Некоторые черты будущей политической истории Киевской Руси предвосхищало и падение на время действия Городецкого мира роли Киева как единого центра и столицы Русского государства. Стольным градом Мстислава стал Чернигов. Ярослав же пребывал преимущественно в Новгороде, доверив управление Киевом своим наместникам. Разумеется, он вполне осознавал значение Киева; по-видимому, в эти годы в Киеве уже начиналось то знаменитое строительство, о котором летописец рассказывает под 1037 годом. Киев оставался и номинальной столицей государства Ярослава, и потенциальной столицей всей Русской земли, державы Владимира, наследниками которого выступали и Ярослав, и Мстислав. Но в реальности ни тот, ни другой не желали сделать его местом своего постоянного пребывания.
Наконец, Городецкий мир, вероятно впервые в политической практике Киевской Руси, закрепил принцип «старейшинства» старшего брата на младшим. Прежде старший
брат, кажется, не получал заведомого преимущества при разделе отцовских владений.
В биографии же самого Ярослава Городецкий мир сыграл
двойственную роль. С одной стороны, его условия зафиксировали последствия тяжелейшего поражения новгородского князя и как полководца, и как политика. Территориальные уступки, на которые он был вынужден пойти ради заключения этого мира, кажутся беспрецедентными даже по меркам самого Ярослава, при том, что мы знаем, как относился он к такому способу разрешения конфликтов. Но с другой стороны, Городецкий мир и последовавшие за ним события ярко высветили характерную черту Ярослава как политика - его умение извлекать выгоду даже из собственного поражения. Заключив на невыгодных для себя условиях мир с прежним врагом, он сумел очень скоро не только укрепить свою власть над доставшейся ему территорией, но и использовать силы всей Руси (то есть и свои, и брата) для достижения собственных целей и увеличения собственной власти и собственного международного авторитета. Именно со времени заключения Городецкого мира начинается торжество Ярослава как политика и полководца, начинается тот отрезок его жизни, который и дал ему право на уникальное в русской истории прозвище Мудрый. В конце концов, ему удастся отвоевать все те земли, которые он потерял (в том числе восстановить под своей властью единство государства), и, более того, вознести авторитет правителя Руси - киевского князя - на небывалую доселе высоту.

Набор заданий:
1. Выведите из текста о Городецком мире фрагмент, начиная со слов «Некоторые черты будущей» вплоть до слов «своего постоянного пребывания.» включительно.
2. Какой город, согласно тексту о Городецком мире, стал стольным градом Мстислава?
3. Продолжите текст о Городецком мире и Ярославе, начав сразу после его последнего предложения.

Перечень записей:

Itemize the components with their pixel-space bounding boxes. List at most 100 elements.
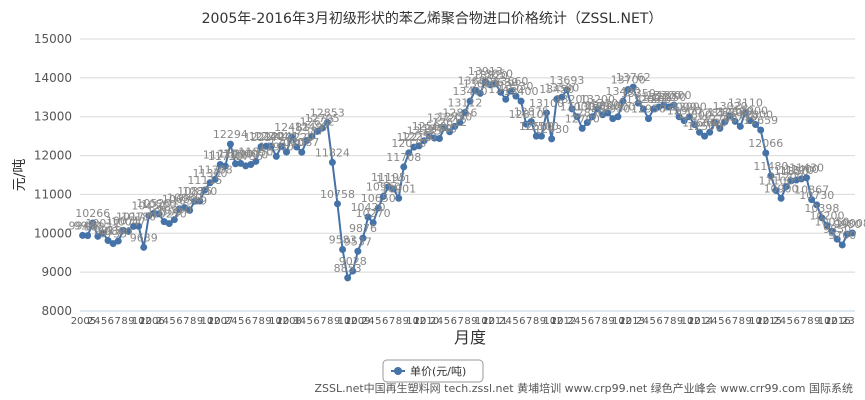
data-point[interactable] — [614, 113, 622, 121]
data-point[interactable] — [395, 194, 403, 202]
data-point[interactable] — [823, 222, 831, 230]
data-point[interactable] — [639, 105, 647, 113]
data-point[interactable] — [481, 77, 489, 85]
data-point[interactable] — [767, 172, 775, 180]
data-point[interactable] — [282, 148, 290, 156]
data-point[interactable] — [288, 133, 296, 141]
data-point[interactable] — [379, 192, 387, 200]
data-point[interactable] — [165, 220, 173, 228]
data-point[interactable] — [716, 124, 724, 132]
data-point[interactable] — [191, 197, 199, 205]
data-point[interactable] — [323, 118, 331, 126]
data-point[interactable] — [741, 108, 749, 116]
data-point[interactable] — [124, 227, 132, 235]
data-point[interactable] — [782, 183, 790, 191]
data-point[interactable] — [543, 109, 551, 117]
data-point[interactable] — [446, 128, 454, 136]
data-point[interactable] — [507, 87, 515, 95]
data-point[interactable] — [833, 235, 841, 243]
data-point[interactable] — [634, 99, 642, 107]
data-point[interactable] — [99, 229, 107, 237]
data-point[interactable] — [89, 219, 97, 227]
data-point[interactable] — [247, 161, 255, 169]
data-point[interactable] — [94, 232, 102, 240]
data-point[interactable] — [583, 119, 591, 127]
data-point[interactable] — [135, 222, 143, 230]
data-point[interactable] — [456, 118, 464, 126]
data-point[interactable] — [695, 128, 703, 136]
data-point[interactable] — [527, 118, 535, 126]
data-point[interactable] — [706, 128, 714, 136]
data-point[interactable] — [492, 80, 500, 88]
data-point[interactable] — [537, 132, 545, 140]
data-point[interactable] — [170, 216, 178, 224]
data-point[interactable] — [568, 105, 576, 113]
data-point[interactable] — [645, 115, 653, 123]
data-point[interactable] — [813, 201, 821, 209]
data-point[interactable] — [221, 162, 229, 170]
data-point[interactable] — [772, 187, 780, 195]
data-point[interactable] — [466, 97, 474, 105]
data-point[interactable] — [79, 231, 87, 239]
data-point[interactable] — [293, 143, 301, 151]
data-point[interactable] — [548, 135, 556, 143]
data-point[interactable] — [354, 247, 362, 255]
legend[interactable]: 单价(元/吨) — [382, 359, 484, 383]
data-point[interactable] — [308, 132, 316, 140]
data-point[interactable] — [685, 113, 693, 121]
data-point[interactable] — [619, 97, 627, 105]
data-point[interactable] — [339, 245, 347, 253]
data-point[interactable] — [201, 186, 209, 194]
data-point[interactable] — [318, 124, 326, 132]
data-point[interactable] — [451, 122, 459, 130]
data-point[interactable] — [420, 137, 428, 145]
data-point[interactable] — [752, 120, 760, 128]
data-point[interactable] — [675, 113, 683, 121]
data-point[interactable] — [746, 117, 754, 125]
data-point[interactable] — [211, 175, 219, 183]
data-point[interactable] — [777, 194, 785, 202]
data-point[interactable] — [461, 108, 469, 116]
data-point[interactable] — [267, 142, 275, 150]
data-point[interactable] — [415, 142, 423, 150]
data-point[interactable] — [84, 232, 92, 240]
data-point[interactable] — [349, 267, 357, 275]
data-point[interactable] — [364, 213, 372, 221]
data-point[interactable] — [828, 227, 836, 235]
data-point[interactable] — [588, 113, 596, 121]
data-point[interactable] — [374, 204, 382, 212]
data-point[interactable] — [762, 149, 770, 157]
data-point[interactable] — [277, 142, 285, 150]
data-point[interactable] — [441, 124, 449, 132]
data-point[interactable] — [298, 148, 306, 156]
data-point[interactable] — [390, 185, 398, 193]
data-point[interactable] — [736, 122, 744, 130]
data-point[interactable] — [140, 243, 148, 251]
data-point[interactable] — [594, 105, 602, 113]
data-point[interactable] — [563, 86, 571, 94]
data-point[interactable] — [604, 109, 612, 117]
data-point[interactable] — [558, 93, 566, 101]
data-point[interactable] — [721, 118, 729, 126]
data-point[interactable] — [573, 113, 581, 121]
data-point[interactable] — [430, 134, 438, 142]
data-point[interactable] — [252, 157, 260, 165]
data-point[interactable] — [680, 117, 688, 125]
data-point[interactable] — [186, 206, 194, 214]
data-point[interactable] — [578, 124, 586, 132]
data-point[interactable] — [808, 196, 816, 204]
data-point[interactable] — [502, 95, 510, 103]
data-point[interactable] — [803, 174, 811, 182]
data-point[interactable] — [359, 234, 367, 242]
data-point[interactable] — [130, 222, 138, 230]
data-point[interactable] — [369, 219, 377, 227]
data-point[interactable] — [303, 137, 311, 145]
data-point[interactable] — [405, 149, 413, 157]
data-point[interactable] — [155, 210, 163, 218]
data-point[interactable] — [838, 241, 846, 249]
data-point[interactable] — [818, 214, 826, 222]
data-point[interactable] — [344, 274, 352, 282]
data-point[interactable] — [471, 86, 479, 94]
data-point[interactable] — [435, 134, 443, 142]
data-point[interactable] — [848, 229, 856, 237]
---
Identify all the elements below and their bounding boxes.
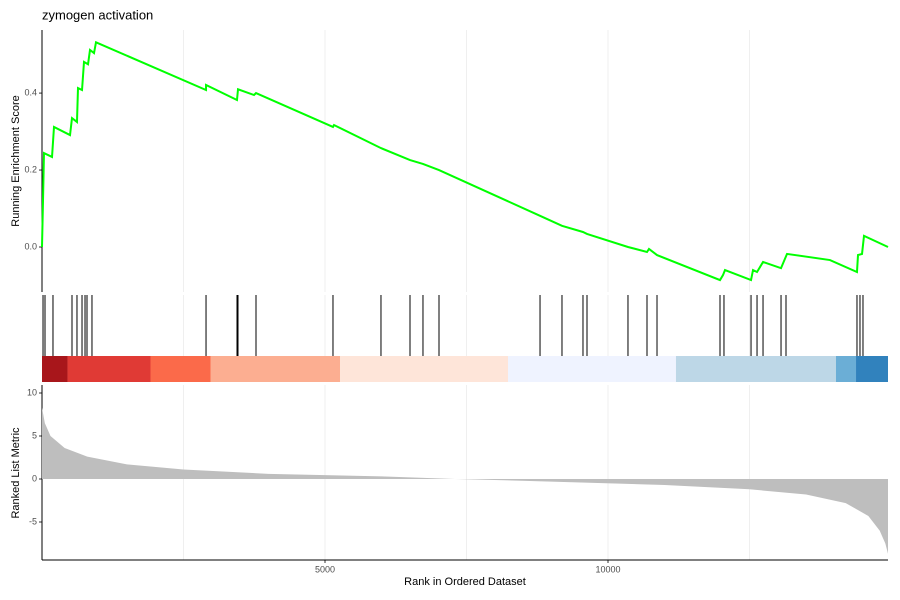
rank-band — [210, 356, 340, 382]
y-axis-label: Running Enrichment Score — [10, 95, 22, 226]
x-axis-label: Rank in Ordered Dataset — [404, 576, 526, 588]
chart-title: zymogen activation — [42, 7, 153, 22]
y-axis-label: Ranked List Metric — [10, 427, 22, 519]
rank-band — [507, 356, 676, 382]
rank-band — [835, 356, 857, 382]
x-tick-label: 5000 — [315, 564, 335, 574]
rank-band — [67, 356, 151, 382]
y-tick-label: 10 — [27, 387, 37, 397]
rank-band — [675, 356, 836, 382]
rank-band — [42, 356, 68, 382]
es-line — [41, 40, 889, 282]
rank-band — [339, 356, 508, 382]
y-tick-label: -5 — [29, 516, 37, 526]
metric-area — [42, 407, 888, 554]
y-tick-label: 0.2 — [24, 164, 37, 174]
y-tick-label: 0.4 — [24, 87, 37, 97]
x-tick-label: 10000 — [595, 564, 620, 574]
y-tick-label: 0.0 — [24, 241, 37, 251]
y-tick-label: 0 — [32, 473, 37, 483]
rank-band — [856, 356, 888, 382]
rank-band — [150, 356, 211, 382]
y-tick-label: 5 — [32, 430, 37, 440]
...
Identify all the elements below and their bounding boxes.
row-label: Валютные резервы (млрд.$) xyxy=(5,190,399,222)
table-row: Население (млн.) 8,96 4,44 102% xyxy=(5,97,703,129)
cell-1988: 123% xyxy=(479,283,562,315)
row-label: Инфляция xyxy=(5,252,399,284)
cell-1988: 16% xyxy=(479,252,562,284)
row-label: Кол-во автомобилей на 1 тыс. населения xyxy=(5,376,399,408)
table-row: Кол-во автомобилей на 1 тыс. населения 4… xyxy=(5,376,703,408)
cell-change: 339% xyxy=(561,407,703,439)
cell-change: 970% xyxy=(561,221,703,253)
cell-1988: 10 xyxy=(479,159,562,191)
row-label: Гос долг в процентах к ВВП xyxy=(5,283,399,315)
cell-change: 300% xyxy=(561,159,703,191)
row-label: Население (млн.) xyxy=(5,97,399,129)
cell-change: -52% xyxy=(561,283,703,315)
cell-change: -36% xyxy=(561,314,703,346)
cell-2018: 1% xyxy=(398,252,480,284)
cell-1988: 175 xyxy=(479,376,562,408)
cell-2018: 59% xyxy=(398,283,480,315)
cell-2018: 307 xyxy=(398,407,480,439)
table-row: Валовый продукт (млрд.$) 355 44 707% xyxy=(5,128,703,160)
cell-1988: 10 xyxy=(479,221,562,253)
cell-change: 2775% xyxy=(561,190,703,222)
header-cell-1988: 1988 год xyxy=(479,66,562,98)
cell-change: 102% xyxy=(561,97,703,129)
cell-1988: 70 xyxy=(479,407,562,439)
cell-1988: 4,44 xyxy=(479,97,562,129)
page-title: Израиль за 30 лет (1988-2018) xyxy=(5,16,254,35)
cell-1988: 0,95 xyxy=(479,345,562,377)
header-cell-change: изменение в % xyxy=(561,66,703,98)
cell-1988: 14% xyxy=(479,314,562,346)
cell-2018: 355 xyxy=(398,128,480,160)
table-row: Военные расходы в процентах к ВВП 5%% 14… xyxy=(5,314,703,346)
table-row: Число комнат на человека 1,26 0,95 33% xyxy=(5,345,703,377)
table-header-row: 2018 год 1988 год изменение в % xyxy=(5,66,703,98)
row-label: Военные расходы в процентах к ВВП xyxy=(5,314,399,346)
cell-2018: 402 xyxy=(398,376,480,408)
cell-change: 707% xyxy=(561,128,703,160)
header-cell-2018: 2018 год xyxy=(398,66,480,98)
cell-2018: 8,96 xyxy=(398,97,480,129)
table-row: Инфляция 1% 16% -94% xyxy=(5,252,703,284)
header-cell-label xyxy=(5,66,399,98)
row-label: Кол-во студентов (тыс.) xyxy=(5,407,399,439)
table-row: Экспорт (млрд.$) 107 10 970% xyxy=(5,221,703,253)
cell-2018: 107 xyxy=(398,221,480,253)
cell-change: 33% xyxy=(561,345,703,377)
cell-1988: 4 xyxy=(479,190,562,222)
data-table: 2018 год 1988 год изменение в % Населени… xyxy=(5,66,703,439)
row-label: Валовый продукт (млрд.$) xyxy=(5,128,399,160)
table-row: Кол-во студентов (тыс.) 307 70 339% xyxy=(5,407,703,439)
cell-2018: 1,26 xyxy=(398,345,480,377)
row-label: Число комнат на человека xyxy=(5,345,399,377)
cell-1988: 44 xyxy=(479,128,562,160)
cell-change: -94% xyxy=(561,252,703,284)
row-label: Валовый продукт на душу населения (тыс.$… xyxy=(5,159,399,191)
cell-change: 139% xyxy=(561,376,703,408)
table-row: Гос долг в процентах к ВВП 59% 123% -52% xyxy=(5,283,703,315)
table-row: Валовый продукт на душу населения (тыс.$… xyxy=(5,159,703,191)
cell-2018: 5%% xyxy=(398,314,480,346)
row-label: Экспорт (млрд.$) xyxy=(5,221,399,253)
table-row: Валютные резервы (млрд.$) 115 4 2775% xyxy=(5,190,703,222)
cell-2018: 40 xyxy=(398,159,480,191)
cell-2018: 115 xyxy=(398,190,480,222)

Ответы по порядку:
1.
Некоторые черты будущей политической истории Киевской Руси предвосхищало и падение на время действия Городецкого мира роли Киева как единого центра и столицы Русского государства. Стольным градом Мстислава стал Чернигов. Ярослав же пребывал преимущественно в Новгороде, доверив управление Киевом своим наместникам. Разумеется, он вполне осознавал значение Киева; по-видимому, в эти годы в Киеве уже начиналось то знаменитое строительство, о котором летописец рассказывает под 1037 годом. Киев оставался и номинальной столицей государства Ярослава, и потенциальной столицей всей Русской земли, державы Владимира, наследниками которого выступали и Ярослав, и Мстислав. Но в реальности ни тот, ни другой не желали сделать его местом своего постоянного пребывания.

2. Чернигов.

3.
Глава восьмая
НА ПУТИ К ЕДИНОДЕРЖАВИЮ
На рис. - сребреник Ярослава с бронзовым ушком. Оборотная сторона.
Найден на территории Эстонии.
Ближайшие восемь - десять лет после заключения Городецкого мира Ярослав провел преимущественно в Новгороде. Конечно, Киев оставался столицей его державы, но при жизни Мстислава он не спешил избирать его местом своего постоянного пребывания, по-видимому, опасаясь столь близкого соседства с братом. Не случайно скандинавские саги знают Ярослава исключительно как «конунга Хольмгарда» (Новгорода): именно здесь князь проводил все то время, что не было занято военными походами, именно здесь пребывала и его супруга Ирина-Ингигерд. Авторы известной нам «Пряди об Эймунде» полагали, что «Конунг Ярицлейв» и вовсе утратил права на «Кэнугард» (Киев) и вернул их себе лишь после смерти своего брата «конунга Вартилава» - что, может быть, отражает реальные припоминания об утверждении власти князя Ярослава Владимировича на всей Русской землей после смерти Мстислава Тьмутороканского.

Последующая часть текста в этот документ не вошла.